_Written request_.
Set out each line from the following listing that includes the word "Importance".

(Stored data entries)
__________

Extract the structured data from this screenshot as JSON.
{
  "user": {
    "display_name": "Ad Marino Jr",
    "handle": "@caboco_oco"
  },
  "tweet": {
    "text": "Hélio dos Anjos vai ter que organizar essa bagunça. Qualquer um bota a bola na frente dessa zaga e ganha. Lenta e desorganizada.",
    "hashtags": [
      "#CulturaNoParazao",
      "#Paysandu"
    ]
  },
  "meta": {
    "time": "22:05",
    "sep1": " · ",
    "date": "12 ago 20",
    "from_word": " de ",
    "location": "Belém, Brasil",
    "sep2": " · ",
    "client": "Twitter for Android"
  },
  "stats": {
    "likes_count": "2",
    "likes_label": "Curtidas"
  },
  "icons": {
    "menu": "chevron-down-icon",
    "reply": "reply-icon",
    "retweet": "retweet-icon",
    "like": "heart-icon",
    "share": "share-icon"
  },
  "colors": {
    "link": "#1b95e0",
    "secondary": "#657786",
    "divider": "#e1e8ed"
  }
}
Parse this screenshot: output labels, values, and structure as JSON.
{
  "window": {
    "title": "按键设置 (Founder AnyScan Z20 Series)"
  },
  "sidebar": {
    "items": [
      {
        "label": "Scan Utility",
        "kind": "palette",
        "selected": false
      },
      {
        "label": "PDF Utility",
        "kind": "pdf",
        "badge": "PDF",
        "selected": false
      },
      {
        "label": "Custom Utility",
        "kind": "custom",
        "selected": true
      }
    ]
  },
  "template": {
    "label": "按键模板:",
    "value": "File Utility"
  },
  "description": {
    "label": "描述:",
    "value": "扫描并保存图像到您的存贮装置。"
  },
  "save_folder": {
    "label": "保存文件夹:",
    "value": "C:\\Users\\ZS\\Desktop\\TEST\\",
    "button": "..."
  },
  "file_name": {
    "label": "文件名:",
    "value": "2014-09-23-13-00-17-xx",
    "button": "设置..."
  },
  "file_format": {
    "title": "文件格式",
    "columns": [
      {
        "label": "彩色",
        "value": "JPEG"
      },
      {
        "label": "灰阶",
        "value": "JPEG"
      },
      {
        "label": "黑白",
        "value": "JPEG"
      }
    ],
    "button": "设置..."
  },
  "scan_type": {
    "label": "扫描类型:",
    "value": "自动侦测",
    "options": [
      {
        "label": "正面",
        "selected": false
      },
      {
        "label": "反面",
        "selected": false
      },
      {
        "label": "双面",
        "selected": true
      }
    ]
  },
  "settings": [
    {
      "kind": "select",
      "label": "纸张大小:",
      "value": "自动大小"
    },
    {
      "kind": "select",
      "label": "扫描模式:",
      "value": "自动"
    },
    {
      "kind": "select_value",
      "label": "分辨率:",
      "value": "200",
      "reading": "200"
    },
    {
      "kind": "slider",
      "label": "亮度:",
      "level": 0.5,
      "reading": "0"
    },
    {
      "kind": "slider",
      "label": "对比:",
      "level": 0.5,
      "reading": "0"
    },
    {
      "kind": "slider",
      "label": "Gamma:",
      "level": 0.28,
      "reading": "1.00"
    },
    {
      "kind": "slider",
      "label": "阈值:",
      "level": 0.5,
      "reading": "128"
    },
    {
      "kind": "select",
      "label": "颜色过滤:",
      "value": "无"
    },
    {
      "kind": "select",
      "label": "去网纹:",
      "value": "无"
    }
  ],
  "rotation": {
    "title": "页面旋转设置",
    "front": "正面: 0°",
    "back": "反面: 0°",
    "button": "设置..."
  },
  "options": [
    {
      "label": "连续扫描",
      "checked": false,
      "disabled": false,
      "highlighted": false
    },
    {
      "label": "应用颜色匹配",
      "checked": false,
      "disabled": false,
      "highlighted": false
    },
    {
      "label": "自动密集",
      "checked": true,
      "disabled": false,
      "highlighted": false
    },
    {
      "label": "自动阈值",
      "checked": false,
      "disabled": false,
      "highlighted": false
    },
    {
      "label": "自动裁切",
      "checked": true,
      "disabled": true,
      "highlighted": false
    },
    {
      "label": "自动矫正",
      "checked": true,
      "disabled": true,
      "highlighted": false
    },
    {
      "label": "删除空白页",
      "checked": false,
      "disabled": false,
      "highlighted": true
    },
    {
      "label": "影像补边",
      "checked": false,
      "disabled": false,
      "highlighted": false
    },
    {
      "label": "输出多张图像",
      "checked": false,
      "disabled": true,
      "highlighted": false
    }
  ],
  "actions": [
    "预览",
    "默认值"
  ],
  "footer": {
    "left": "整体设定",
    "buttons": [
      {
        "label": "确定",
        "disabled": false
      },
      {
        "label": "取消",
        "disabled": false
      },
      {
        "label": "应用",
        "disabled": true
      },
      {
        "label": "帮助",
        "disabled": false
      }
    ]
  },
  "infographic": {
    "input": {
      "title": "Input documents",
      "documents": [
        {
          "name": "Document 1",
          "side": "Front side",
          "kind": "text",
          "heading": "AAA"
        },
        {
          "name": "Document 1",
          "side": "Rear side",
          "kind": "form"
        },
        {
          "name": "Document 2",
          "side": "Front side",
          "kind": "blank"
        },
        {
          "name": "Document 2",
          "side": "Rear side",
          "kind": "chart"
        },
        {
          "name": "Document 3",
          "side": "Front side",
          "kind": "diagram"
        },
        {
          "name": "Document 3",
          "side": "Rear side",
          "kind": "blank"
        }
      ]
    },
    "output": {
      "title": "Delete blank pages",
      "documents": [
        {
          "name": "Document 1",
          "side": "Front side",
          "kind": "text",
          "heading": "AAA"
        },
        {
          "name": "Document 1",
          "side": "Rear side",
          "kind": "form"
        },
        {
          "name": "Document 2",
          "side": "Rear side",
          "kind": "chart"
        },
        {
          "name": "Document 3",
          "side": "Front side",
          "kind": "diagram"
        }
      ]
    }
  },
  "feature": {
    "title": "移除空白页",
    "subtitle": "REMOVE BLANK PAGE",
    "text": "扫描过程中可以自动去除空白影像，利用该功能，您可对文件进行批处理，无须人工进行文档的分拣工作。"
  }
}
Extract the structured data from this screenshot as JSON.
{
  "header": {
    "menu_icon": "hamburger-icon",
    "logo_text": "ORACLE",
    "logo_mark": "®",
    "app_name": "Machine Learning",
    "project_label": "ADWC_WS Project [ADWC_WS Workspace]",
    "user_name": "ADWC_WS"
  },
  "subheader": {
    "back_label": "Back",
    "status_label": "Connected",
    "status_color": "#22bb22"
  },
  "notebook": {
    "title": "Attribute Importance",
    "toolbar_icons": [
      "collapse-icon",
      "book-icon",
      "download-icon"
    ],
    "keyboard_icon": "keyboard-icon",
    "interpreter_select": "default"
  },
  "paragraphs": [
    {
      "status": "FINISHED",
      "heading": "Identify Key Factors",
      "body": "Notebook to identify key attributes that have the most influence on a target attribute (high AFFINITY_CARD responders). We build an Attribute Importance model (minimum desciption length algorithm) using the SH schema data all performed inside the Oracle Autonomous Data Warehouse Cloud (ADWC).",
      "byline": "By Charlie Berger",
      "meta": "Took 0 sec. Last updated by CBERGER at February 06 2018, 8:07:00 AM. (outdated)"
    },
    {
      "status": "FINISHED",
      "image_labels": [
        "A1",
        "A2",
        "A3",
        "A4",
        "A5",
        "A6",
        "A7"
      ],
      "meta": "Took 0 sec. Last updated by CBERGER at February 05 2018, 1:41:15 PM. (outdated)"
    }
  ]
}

__________

_Response to this exercise_.
    "title": "Attribute Importance",
      "body": "Notebook to identify key attributes that have the most influence on a target attribute (high AFFINITY_CARD responders). We build an Attribute Importance model (minimum desciption length algorithm) using the SH schema data all performed inside the Oracle Autonomous Data Warehouse Cloud (ADWC).",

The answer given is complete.